TO BE DONE → Collect the lines of the entries where "werdend" shows up.

RECORDS FOR THIS EXERCISE →
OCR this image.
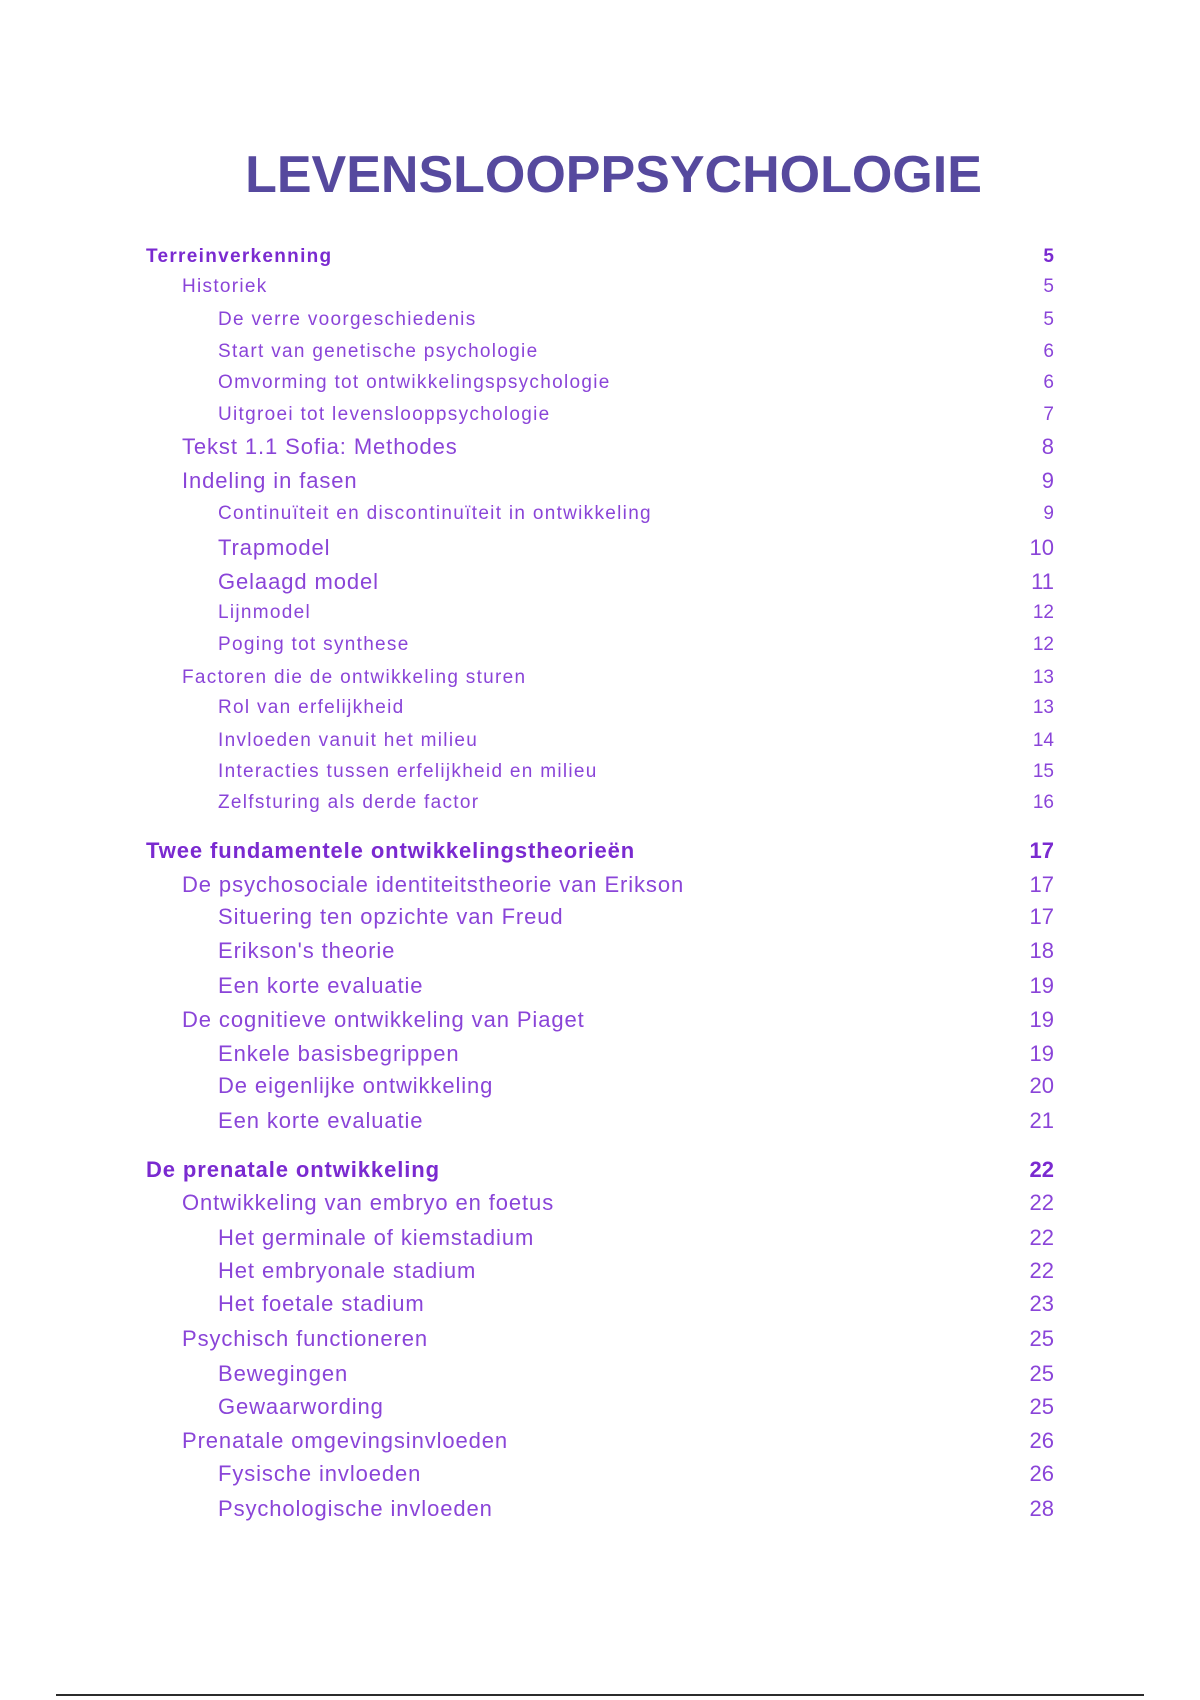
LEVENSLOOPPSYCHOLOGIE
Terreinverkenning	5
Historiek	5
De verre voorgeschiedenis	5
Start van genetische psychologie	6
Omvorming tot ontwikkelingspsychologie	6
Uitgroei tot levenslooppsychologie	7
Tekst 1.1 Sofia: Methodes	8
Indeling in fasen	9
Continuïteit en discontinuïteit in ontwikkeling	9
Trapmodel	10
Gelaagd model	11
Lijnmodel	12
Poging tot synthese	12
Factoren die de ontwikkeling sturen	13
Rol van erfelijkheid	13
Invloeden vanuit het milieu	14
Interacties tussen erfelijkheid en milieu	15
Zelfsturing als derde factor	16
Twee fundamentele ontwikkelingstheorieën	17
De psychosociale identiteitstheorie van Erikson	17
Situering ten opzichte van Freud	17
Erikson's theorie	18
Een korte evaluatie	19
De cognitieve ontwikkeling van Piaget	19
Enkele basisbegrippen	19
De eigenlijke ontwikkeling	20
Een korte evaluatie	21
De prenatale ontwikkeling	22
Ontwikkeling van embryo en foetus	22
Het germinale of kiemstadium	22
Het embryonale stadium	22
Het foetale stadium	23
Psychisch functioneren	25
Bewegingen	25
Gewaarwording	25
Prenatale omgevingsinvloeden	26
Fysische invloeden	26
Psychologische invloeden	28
...
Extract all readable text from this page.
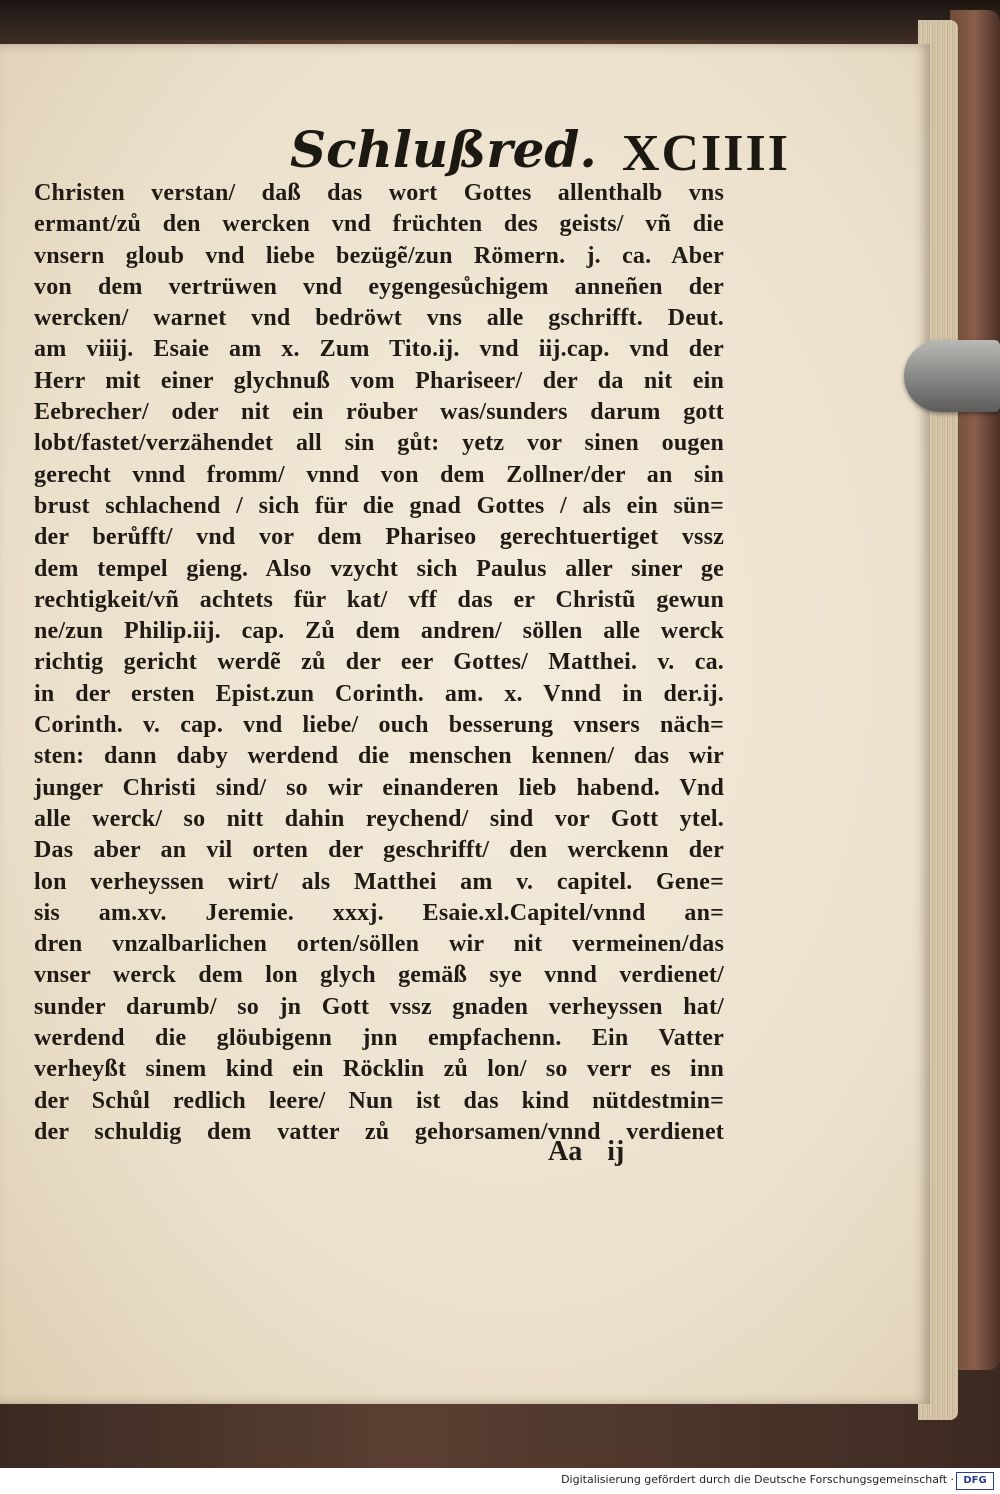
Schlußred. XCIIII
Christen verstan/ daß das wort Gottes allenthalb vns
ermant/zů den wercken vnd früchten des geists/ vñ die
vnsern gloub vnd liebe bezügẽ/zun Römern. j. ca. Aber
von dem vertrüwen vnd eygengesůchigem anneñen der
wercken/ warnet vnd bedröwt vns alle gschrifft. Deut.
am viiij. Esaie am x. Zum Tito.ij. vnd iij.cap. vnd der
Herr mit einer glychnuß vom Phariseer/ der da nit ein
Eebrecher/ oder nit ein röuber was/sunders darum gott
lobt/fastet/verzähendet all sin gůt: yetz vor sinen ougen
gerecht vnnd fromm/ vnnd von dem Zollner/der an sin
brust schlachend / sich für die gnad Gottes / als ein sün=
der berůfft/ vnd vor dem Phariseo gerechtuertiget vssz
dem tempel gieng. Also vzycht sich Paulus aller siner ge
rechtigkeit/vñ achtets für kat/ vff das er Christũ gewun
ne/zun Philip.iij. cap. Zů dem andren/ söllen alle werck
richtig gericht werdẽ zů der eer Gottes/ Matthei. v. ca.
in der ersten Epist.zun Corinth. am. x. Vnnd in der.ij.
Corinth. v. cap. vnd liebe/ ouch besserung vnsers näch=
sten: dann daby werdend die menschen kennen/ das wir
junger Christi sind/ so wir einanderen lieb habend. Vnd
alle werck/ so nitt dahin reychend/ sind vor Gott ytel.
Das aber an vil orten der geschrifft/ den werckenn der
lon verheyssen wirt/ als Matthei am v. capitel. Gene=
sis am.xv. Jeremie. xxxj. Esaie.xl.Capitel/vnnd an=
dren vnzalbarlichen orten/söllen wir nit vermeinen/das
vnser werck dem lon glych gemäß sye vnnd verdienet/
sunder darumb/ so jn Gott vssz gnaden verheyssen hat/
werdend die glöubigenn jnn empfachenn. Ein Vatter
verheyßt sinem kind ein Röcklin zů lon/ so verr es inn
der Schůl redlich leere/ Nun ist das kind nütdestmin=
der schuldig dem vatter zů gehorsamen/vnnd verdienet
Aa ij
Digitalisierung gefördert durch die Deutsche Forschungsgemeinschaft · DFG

FULL RESPONSE →
sten: dann daby werdend die menschen kennen/ das wir
werdend die glöubigenn jnn empfachenn. Ein Vatter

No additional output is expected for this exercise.